> Supplied records

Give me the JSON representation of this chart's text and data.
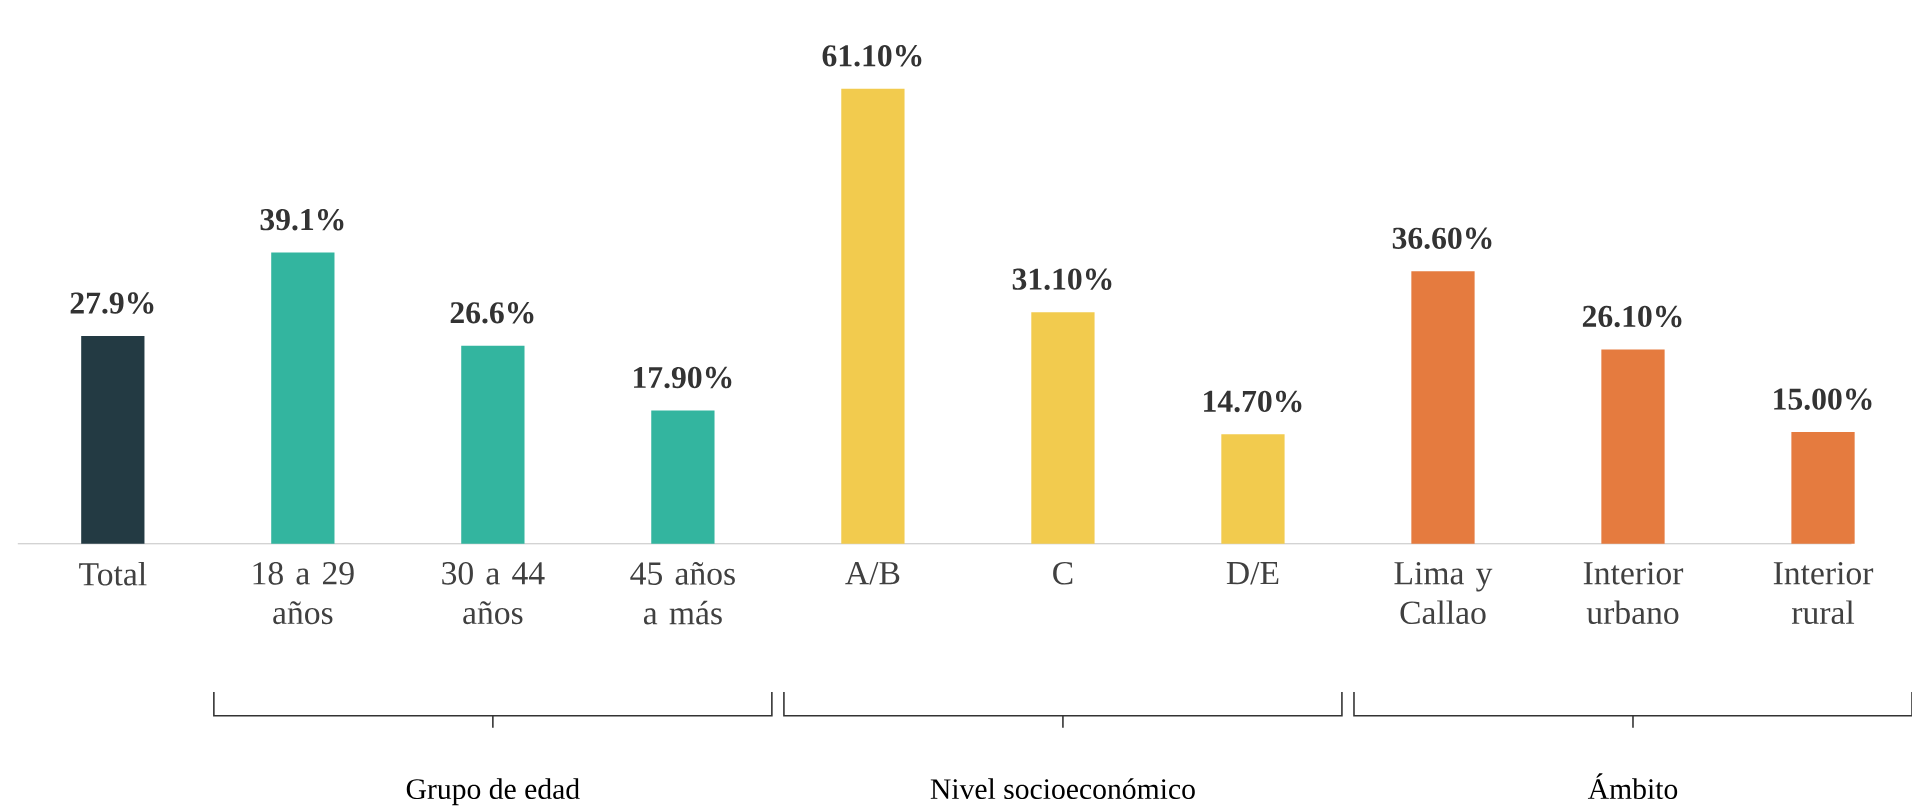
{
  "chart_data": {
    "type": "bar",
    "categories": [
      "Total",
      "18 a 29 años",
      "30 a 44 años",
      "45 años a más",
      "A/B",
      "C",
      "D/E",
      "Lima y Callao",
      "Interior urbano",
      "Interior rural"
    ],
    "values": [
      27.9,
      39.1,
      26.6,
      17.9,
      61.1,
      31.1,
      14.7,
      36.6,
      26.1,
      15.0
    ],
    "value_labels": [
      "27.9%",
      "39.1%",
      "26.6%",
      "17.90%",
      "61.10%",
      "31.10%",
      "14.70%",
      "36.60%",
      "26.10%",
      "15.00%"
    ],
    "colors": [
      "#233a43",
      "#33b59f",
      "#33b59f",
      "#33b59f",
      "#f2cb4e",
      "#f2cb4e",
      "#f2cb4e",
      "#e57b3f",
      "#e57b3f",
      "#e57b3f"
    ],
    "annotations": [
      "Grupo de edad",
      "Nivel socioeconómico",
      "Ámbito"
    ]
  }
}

> Exercise objective
Send back the data above word for word, with the pictures left out.

> Full response
Give me the JSON representation of this chart's text and data.
{
  "chart_data": {
    "type": "bar",
    "categories": [
      "Total",
      "18 a 29 años",
      "30 a 44 años",
      "45 años a más",
      "A/B",
      "C",
      "D/E",
      "Lima y Callao",
      "Interior urbano",
      "Interior rural"
    ],
    "values": [
      27.9,
      39.1,
      26.6,
      17.9,
      61.1,
      31.1,
      14.7,
      36.6,
      26.1,
      15.0
    ],
    "value_labels": [
      "27.9%",
      "39.1%",
      "26.6%",
      "17.90%",
      "61.10%",
      "31.10%",
      "14.70%",
      "36.60%",
      "26.10%",
      "15.00%"
    ],
    "colors": [
      "#233a43",
      "#33b59f",
      "#33b59f",
      "#33b59f",
      "#f2cb4e",
      "#f2cb4e",
      "#f2cb4e",
      "#e57b3f",
      "#e57b3f",
      "#e57b3f"
    ],
    "annotations": [
      "Grupo de edad",
      "Nivel socioeconómico",
      "Ámbito"
    ]
  }
}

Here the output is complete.